**Problem details:** In the Waterhouse biography below, please rewrite the paragraph beginning "In 1854, the Waterhouses returned" as a short bulleted list that keeps its main facts.

**Document text:**
************

Waterhouse was born in the city of Rome to the British painters William and Isabella Waterhouse in 1849, in the same year that the members of the Pre-Raphaelite Brotherhood, including Dante Gabriel Rossetti, John Everett Millais and William Holman Hunt, were first causing a stir in the London art scene. The exact date of his birth is unknown, though he was baptised on 6 April, and the later scholar of Waterhouse's work, Peter Trippi, believed that he was born between 1 and 23 January. His early life in Italy has been cited as one of the reasons why many of his later paintings were set in ancient Rome or based upon scenes taken from Roman mythology.

Waterhouse working on Lamia, circa 1908-09.
In 1854, the Waterhouses returned to England and moved to a newly built house in South Kensington, London, which was near to the newly founded Victoria and Albert Museum. Waterhouse, or 'Nino' as he was nicknamed, coming from an artistic family, was encouraged to get involved in drawing, and often sketched artworks that he found in the British Museum and the National Gallery. In 1871 he entered the Royal Academy of Art school, initially to study sculpture, before moving on to painting.


Early career

Waterhouse's early works were not Pre-Raphaelite in nature, but were of classical themes in the spirit of Alma-Tadema and Frederic Leighton. These early works were exhibited at the Dudley Gallery, and the Society of British Artists, and in 1874 his painting Sleep and His Half Brother Death was exhibited at the Royal Academy summer exhibition. The painting was a success and Waterhouse would exhibit at the annual exhibition every year until 1916, with the exception of 1890 and 1915. He then went from strength to strength in the London art scene, with his 1876 piece After the Dance being given the prime position in that year's summer exhibition. Perhaps due to his success, his paintings typically became larger and larger in size.


Later career

In 1883 he married Esther Kenworthy, the daughter of an art schoolmaster from Ealing who had exhibited her own flower-paintings at the Royal Academy and elsewhere. They did not have any children. In 1895 Waterhouse was elected to the status of full Academician. He taught at the St. John's Wood Art School, joined the St John's Wood Arts Club, and served on the Royal Academy Council.

************

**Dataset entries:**
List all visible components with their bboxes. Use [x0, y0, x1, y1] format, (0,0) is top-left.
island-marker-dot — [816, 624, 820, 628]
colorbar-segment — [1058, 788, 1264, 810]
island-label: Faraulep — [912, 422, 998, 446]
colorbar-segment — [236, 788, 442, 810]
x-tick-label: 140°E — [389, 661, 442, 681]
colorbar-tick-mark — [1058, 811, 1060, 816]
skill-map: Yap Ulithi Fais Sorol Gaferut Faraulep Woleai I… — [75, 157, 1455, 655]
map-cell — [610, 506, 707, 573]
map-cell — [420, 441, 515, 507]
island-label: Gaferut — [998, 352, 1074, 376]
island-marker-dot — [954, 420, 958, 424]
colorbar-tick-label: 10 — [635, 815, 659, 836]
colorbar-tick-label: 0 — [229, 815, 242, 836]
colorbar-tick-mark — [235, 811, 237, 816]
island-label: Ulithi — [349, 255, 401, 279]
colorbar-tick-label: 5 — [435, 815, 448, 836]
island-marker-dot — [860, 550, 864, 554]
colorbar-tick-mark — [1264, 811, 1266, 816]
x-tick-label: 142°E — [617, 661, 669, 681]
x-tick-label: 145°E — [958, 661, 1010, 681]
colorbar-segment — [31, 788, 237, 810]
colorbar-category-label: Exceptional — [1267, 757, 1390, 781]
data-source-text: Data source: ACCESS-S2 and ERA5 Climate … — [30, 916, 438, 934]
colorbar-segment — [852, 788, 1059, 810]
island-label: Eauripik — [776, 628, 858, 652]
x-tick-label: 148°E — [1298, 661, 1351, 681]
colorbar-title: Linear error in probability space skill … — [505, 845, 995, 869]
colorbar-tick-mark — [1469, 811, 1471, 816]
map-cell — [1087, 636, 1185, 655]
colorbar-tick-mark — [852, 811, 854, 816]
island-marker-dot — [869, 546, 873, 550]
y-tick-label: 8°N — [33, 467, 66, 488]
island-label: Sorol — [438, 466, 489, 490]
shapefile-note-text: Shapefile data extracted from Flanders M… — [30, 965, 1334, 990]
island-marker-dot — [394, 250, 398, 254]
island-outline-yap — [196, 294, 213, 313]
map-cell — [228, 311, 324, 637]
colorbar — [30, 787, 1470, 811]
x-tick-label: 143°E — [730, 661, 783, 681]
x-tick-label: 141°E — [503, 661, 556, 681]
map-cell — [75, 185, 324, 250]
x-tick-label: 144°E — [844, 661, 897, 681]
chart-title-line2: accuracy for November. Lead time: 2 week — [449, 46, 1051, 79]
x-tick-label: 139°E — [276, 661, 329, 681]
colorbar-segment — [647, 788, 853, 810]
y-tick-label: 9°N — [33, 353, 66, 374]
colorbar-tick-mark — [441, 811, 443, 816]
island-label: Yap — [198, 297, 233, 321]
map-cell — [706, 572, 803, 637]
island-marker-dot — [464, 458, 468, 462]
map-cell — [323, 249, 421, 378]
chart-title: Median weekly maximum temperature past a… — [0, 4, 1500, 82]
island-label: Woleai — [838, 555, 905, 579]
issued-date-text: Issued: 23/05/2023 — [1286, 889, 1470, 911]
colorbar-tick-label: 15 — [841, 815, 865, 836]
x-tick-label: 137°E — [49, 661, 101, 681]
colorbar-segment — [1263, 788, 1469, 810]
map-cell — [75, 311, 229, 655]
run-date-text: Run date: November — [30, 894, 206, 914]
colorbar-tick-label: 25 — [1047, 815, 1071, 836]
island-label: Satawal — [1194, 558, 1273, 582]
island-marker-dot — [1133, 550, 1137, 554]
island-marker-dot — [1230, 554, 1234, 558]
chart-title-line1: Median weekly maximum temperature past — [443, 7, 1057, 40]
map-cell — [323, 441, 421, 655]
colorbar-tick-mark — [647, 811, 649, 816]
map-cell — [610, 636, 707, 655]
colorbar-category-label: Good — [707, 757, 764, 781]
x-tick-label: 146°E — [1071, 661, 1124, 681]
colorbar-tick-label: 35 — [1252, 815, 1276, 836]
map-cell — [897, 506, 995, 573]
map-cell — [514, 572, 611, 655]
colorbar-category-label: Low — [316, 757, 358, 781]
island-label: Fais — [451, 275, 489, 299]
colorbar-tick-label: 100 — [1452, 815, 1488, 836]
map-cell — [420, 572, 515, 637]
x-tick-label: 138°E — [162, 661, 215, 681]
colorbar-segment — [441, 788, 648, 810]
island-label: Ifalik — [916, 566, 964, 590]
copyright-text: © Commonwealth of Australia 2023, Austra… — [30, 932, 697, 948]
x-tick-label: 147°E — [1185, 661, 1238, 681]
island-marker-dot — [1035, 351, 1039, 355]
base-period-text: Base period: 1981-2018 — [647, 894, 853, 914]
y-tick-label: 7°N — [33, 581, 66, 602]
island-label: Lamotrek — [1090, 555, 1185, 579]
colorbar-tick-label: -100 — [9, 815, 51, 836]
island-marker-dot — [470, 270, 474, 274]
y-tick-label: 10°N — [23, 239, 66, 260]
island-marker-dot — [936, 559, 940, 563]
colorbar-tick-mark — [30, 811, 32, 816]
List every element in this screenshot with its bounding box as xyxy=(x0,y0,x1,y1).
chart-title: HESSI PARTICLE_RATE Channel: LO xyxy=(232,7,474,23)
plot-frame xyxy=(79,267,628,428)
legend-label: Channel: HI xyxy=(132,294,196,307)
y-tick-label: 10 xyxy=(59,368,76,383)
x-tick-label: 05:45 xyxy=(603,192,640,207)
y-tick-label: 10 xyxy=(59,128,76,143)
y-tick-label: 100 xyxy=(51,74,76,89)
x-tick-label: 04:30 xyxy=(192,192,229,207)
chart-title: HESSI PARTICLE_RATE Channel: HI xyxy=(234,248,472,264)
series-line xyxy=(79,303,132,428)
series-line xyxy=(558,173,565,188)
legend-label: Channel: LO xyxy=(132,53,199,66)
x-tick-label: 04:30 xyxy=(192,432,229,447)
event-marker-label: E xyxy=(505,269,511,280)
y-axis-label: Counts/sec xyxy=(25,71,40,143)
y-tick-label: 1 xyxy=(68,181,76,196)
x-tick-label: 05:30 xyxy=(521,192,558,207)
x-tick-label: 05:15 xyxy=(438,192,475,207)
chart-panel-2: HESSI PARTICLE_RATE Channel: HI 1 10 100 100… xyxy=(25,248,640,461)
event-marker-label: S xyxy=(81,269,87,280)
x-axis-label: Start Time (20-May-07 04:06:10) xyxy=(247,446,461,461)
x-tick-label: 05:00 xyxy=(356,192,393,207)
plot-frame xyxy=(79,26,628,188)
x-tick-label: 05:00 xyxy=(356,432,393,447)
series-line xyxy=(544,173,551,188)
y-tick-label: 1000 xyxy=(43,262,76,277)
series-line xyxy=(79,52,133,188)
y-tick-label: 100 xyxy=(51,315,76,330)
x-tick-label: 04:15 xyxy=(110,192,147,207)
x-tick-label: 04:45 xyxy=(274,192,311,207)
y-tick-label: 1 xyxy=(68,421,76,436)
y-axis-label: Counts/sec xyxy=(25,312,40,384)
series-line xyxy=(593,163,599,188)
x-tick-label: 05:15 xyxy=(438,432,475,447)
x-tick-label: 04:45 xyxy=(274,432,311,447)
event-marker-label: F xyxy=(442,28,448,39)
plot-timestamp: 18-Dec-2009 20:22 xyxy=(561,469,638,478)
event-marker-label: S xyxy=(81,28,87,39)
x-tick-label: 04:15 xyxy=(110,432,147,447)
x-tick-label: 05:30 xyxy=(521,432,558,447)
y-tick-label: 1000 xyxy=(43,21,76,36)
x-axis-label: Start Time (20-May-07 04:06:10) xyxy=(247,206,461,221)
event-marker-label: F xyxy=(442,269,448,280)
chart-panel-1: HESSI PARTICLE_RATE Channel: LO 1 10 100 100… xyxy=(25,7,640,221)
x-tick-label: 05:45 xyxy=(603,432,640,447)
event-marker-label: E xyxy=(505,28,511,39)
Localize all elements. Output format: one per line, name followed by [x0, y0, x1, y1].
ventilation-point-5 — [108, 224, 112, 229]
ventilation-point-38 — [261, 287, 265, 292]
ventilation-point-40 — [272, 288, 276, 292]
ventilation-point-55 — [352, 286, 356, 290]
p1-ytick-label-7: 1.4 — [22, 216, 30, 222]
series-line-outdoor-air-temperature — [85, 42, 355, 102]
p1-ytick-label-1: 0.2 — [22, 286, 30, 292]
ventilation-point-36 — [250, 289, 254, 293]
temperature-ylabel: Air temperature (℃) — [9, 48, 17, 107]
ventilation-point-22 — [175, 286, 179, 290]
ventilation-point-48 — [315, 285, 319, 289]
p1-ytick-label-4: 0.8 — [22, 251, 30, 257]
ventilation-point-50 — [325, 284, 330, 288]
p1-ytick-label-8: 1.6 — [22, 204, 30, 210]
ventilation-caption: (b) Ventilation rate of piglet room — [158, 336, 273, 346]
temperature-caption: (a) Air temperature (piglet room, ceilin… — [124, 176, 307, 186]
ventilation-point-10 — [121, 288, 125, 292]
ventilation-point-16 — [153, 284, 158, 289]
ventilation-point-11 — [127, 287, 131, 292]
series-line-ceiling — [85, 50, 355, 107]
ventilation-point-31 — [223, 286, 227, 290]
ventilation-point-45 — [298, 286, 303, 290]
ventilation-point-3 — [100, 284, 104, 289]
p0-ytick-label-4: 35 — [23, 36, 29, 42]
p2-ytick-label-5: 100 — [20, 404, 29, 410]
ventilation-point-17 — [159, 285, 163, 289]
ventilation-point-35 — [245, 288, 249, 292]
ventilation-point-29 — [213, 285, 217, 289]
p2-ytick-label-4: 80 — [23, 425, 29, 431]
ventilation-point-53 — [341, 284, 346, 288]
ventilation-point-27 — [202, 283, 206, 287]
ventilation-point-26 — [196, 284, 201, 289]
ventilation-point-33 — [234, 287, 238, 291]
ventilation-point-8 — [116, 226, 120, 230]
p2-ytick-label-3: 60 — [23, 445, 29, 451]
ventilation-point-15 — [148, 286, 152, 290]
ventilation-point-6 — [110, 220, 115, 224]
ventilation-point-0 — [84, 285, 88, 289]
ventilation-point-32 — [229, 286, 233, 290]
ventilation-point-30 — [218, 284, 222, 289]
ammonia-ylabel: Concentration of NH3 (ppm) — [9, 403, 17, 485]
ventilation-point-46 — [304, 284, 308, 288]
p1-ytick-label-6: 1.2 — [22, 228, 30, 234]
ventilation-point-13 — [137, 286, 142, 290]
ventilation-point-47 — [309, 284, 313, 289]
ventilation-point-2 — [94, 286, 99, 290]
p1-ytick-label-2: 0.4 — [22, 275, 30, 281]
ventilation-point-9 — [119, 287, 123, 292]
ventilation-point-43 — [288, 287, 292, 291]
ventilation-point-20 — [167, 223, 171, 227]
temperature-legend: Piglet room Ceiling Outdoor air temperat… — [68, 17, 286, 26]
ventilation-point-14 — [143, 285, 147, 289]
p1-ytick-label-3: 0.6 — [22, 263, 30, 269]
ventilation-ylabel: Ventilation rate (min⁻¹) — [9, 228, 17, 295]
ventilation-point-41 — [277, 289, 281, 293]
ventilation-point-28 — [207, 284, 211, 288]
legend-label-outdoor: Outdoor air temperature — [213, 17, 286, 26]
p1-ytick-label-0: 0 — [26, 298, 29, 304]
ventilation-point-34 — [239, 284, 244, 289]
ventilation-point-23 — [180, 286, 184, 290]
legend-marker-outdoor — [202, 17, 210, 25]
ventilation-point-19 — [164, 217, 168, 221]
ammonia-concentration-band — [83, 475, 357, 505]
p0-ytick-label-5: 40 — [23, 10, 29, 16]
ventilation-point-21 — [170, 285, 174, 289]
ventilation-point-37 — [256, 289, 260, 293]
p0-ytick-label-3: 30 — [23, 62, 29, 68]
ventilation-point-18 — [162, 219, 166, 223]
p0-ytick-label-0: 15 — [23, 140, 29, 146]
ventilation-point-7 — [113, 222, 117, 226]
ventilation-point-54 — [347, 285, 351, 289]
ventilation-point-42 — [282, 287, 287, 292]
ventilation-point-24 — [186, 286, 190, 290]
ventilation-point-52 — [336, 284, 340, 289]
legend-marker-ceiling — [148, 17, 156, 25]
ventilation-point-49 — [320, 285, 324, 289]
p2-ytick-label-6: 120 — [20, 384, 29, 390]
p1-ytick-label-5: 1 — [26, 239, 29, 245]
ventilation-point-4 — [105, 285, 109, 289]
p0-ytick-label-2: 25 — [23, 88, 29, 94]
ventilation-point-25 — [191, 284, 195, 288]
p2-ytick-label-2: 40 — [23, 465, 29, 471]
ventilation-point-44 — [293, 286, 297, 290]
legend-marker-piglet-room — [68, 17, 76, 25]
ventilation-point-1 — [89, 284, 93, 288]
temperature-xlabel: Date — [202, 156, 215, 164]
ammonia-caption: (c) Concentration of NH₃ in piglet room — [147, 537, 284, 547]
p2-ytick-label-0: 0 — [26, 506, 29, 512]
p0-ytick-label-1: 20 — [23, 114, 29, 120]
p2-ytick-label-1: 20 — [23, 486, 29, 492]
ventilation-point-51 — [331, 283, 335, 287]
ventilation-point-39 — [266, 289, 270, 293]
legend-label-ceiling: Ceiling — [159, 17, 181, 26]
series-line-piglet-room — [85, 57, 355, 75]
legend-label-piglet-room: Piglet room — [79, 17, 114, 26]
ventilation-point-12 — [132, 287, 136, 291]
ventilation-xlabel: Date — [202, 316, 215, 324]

************

**Answer to the exercise:**
- In 1854 the Waterhouse family returned to England and moved into a newly built house in South Kensington, London, near the newly founded Victoria and Albert Museum.
- Nicknamed "Nino," Waterhouse came from an artistic family, was encouraged to draw, and often sketched artworks at the British Museum and the National Gallery.
- In 1871 he entered the Royal Academy of Art school, first studying sculpture and then moving on to painting.